Requirement
Read the records below and copy each line that contains "name".

Input rows
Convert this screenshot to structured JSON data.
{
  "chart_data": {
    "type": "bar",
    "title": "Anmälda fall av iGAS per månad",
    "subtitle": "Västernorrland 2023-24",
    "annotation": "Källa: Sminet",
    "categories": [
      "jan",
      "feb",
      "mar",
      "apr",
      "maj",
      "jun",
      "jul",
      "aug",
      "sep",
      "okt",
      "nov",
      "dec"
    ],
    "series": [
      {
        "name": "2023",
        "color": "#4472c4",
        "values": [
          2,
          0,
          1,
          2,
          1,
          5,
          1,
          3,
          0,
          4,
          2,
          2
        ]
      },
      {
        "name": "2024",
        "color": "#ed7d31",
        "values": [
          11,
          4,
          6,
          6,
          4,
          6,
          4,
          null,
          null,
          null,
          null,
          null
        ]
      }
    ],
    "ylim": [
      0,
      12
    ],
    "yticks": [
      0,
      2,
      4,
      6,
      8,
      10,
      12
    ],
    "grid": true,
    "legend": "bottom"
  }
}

* * *

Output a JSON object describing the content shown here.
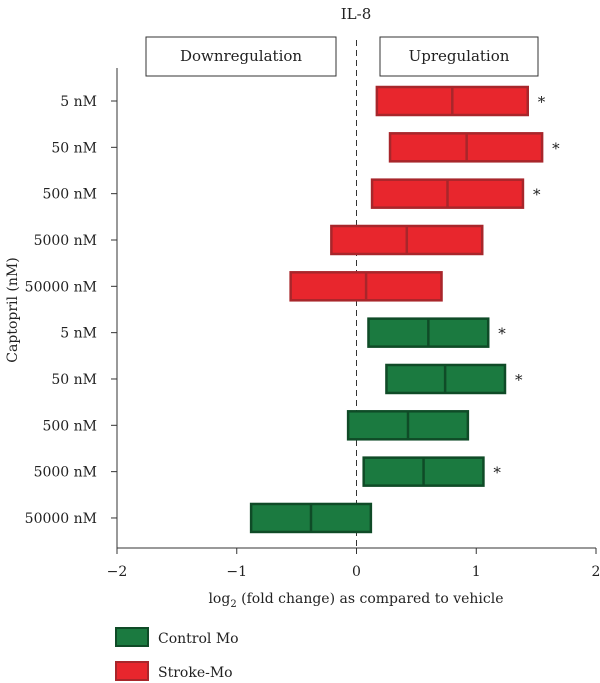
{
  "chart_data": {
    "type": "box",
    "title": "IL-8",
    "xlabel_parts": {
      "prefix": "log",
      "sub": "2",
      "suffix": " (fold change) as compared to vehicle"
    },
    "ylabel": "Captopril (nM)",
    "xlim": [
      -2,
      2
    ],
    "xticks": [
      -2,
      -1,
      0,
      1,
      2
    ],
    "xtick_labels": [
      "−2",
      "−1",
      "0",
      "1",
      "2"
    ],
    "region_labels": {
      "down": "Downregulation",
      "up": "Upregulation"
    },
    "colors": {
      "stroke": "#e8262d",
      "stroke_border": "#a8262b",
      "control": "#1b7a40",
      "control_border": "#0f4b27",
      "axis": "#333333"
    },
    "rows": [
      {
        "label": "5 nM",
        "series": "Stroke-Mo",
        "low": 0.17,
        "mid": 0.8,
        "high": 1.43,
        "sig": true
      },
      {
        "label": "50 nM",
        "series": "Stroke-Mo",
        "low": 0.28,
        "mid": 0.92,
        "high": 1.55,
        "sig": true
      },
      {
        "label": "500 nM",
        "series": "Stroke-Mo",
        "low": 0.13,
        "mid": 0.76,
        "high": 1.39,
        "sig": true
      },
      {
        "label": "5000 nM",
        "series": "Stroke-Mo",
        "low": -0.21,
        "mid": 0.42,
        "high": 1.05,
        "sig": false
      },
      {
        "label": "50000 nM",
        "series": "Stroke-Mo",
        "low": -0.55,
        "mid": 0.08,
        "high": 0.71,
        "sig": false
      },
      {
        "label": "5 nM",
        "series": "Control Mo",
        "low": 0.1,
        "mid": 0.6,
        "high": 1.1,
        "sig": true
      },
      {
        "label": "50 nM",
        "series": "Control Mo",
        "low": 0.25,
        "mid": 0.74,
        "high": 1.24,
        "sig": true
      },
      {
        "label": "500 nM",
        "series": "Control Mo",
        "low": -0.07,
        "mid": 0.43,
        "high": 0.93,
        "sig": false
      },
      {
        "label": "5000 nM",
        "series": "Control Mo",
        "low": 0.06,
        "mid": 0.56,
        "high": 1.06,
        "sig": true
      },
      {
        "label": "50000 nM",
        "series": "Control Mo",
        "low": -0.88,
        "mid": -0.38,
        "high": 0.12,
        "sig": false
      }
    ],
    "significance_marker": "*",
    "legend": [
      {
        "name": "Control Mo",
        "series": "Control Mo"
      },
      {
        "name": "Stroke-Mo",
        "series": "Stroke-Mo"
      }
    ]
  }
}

Full response
        "name": "2023",
        "name": "2024",
        "name": "Control Mo",
        "name": "Stroke-Mo",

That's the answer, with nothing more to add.